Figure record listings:
## Begin
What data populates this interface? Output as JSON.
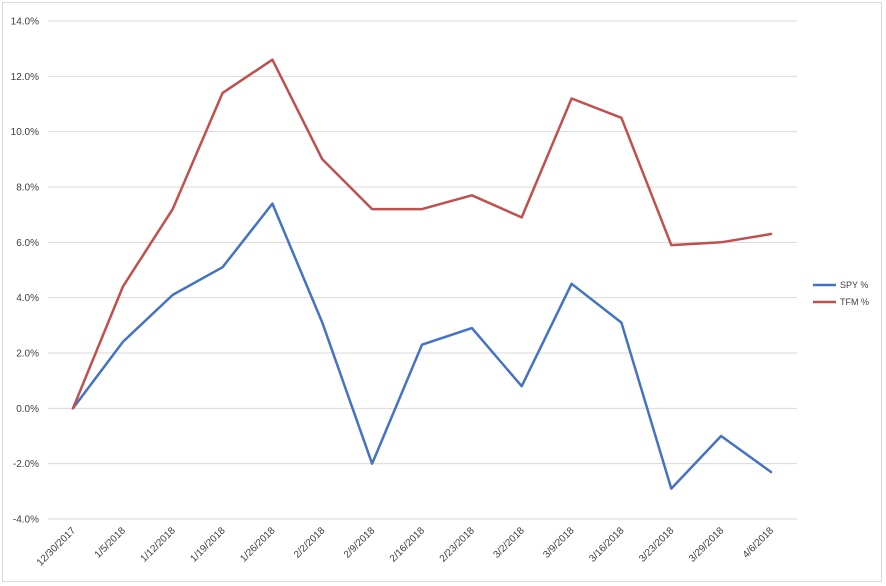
{
  "chart_data": {
    "type": "line",
    "title": "",
    "xlabel": "",
    "ylabel": "",
    "categories": [
      "12/30/2017",
      "1/5/2018",
      "1/12/2018",
      "1/19/2018",
      "1/26/2018",
      "2/2/2018",
      "2/9/2018",
      "2/16/2018",
      "2/23/2018",
      "3/2/2018",
      "3/9/2018",
      "3/16/2018",
      "3/23/2018",
      "3/29/2018",
      "4/6/2018"
    ],
    "y_ticks": [
      "-4.0%",
      "-2.0%",
      "0.0%",
      "2.0%",
      "4.0%",
      "6.0%",
      "8.0%",
      "10.0%",
      "12.0%",
      "14.0%"
    ],
    "ylim": [
      -4,
      14
    ],
    "y_step": 2,
    "grid": true,
    "legend_position": "right",
    "series": [
      {
        "name": "SPY %",
        "color": "#4472c4",
        "values": [
          0.0,
          2.4,
          4.1,
          5.1,
          7.4,
          3.1,
          -2.0,
          2.3,
          2.9,
          0.8,
          4.5,
          3.1,
          -2.9,
          -1.0,
          -2.3
        ]
      },
      {
        "name": "TFM %",
        "color": "#c0504d",
        "values": [
          0.0,
          4.4,
          7.2,
          11.4,
          12.6,
          9.0,
          7.2,
          7.2,
          7.7,
          6.9,
          11.2,
          10.5,
          5.9,
          6.0,
          6.3
        ]
      }
    ]
  }
}
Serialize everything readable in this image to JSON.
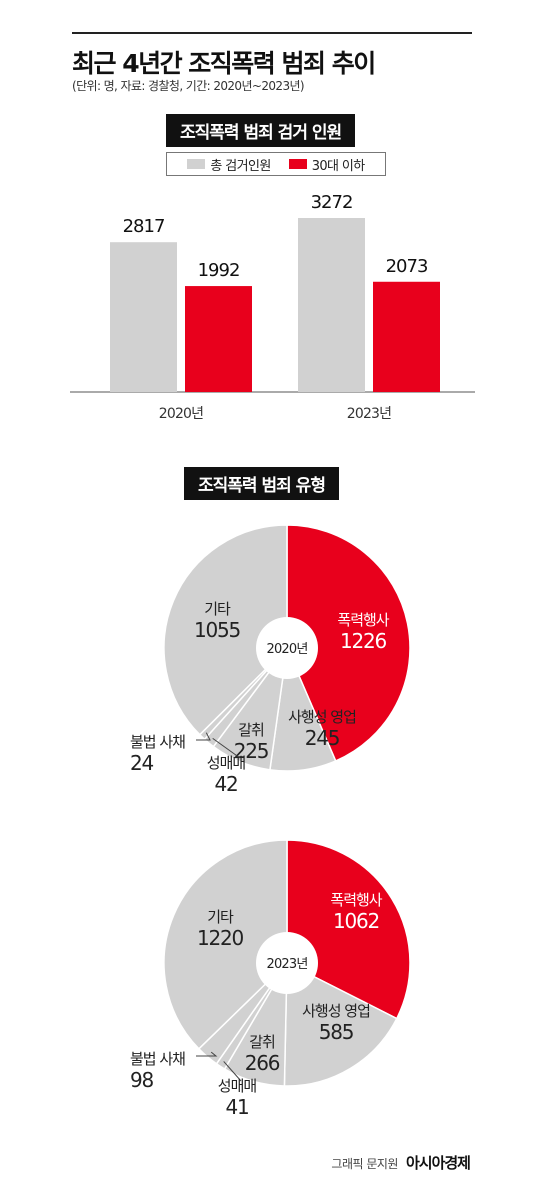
{
  "title": "최근 4년간 조직폭력 범죄 추이",
  "subtitle": "(단위: 명, 자료: 경찰청, 기간: 2020년~2023년)",
  "section1_label": "조직폭력 범죄 검거 인원",
  "section2_label": "조직폭력 범죄 유형",
  "credit": {
    "text": "그래픽 문지원",
    "brand": "아시아경제",
    "mark": "ᅵ"
  },
  "colors": {
    "gray": "#d1d1d1",
    "red": "#e8001c",
    "dark": "#111111"
  },
  "chart_data": [
    {
      "type": "bar",
      "categories": [
        "2020년",
        "2023년"
      ],
      "series": [
        {
          "name": "총 검거인원",
          "values": [
            2817,
            3272
          ],
          "color": "#d1d1d1"
        },
        {
          "name": "30대 이하",
          "values": [
            1992,
            2073
          ],
          "color": "#e8001c"
        }
      ],
      "ylim": [
        0,
        3272
      ],
      "legend": "top-center"
    },
    {
      "type": "pie",
      "center_label": "2020년",
      "slices": [
        {
          "label": "폭력행사",
          "value": 1226,
          "color": "#e8001c"
        },
        {
          "label": "사행성 영업",
          "value": 245,
          "color": "#d1d1d1"
        },
        {
          "label": "갈취",
          "value": 225,
          "color": "#d1d1d1"
        },
        {
          "label": "성매매",
          "value": 42,
          "color": "#d1d1d1"
        },
        {
          "label": "불법 사채",
          "value": 24,
          "color": "#d1d1d1"
        },
        {
          "label": "기타",
          "value": 1055,
          "color": "#d1d1d1"
        }
      ]
    },
    {
      "type": "pie",
      "center_label": "2023년",
      "slices": [
        {
          "label": "폭력행사",
          "value": 1062,
          "color": "#e8001c"
        },
        {
          "label": "사행성 영업",
          "value": 585,
          "color": "#d1d1d1"
        },
        {
          "label": "갈취",
          "value": 266,
          "color": "#d1d1d1"
        },
        {
          "label": "성매매",
          "value": 41,
          "color": "#d1d1d1"
        },
        {
          "label": "불법 사채",
          "value": 98,
          "color": "#d1d1d1"
        },
        {
          "label": "기타",
          "value": 1220,
          "color": "#d1d1d1"
        }
      ]
    }
  ]
}
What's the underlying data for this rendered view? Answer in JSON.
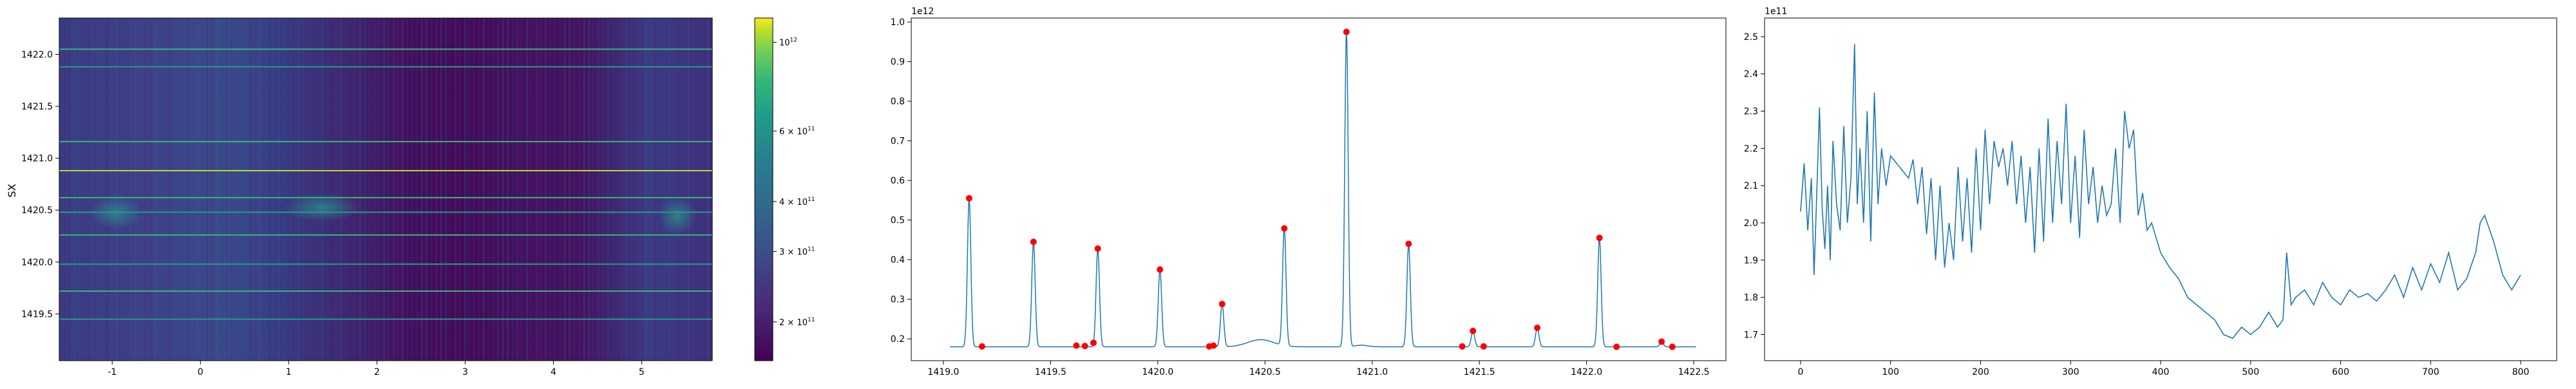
## End
§ AIM
Transcribe the full listing character for character. Pictures are excluded.

§ COMPLETE OUTPUT
What data populates this interface? Output as JSON.
{
  "chart_data": {
    "type": "line",
    "title": "",
    "xlabel": "",
    "ylabel": "",
    "categories": [
      "12/30/2017",
      "1/5/2018",
      "1/12/2018",
      "1/19/2018",
      "1/26/2018",
      "2/2/2018",
      "2/9/2018",
      "2/16/2018",
      "2/23/2018",
      "3/2/2018",
      "3/9/2018",
      "3/16/2018",
      "3/23/2018",
      "3/29/2018",
      "4/6/2018"
    ],
    "y_ticks": [
      "-4.0%",
      "-2.0%",
      "0.0%",
      "2.0%",
      "4.0%",
      "6.0%",
      "8.0%",
      "10.0%",
      "12.0%",
      "14.0%"
    ],
    "ylim": [
      -4,
      14
    ],
    "y_step": 2,
    "grid": true,
    "legend_position": "right",
    "series": [
      {
        "name": "SPY %",
        "color": "#4472c4",
        "values": [
          0.0,
          2.4,
          4.1,
          5.1,
          7.4,
          3.1,
          -2.0,
          2.3,
          2.9,
          0.8,
          4.5,
          3.1,
          -2.9,
          -1.0,
          -2.3
        ]
      },
      {
        "name": "TFM %",
        "color": "#c0504d",
        "values": [
          0.0,
          4.4,
          7.2,
          11.4,
          12.6,
          9.0,
          7.2,
          7.2,
          7.7,
          6.9,
          11.2,
          10.5,
          5.9,
          6.0,
          6.3
        ]
      }
    ]
  }
}
Serialize everything readable in this image to JSON.
{
  "title": "최근 4년간 조직폭력 범죄 추이",
  "subtitle": "(단위: 명, 자료: 경찰청, 기간: 2020년~2023년)",
  "section1_label": "조직폭력 범죄 검거 인원",
  "section2_label": "조직폭력 범죄 유형",
  "credit": {
    "text": "그래픽 문지원",
    "brand": "아시아경제",
    "mark": "ᅵ"
  },
  "colors": {
    "gray": "#d1d1d1",
    "red": "#e8001c",
    "dark": "#111111"
  },
  "chart_data": [
    {
      "type": "bar",
      "categories": [
        "2020년",
        "2023년"
      ],
      "series": [
        {
          "name": "총 검거인원",
          "values": [
            2817,
            3272
          ],
          "color": "#d1d1d1"
        },
        {
          "name": "30대 이하",
          "values": [
            1992,
            2073
          ],
          "color": "#e8001c"
        }
      ],
      "ylim": [
        0,
        3272
      ],
      "legend": "top-center"
    },
    {
      "type": "pie",
      "center_label": "2020년",
      "slices": [
        {
          "label": "폭력행사",
          "value": 1226,
          "color": "#e8001c"
        },
        {
          "label": "사행성 영업",
          "value": 245,
          "color": "#d1d1d1"
        },
        {
          "label": "갈취",
          "value": 225,
          "color": "#d1d1d1"
        },
        {
          "label": "성매매",
          "value": 42,
          "color": "#d1d1d1"
        },
        {
          "label": "불법 사채",
          "value": 24,
          "color": "#d1d1d1"
        },
        {
          "label": "기타",
          "value": 1055,
          "color": "#d1d1d1"
        }
      ]
    },
    {
      "type": "pie",
      "center_label": "2023년",
      "slices": [
        {
          "label": "폭력행사",
          "value": 1062,
          "color": "#e8001c"
        },
        {
          "label": "사행성 영업",
          "value": 585,
          "color": "#d1d1d1"
        },
        {
          "label": "갈취",
          "value": 266,
          "color": "#d1d1d1"
        },
        {
          "label": "성매매",
          "value": 41,
          "color": "#d1d1d1"
        },
        {
          "label": "불법 사채",
          "value": 98,
          "color": "#d1d1d1"
        },
        {
          "label": "기타",
          "value": 1220,
          "color": "#d1d1d1"
        }
      ]
    }
  ]
}
What's the underlying data for this rendered view? Answer in JSON.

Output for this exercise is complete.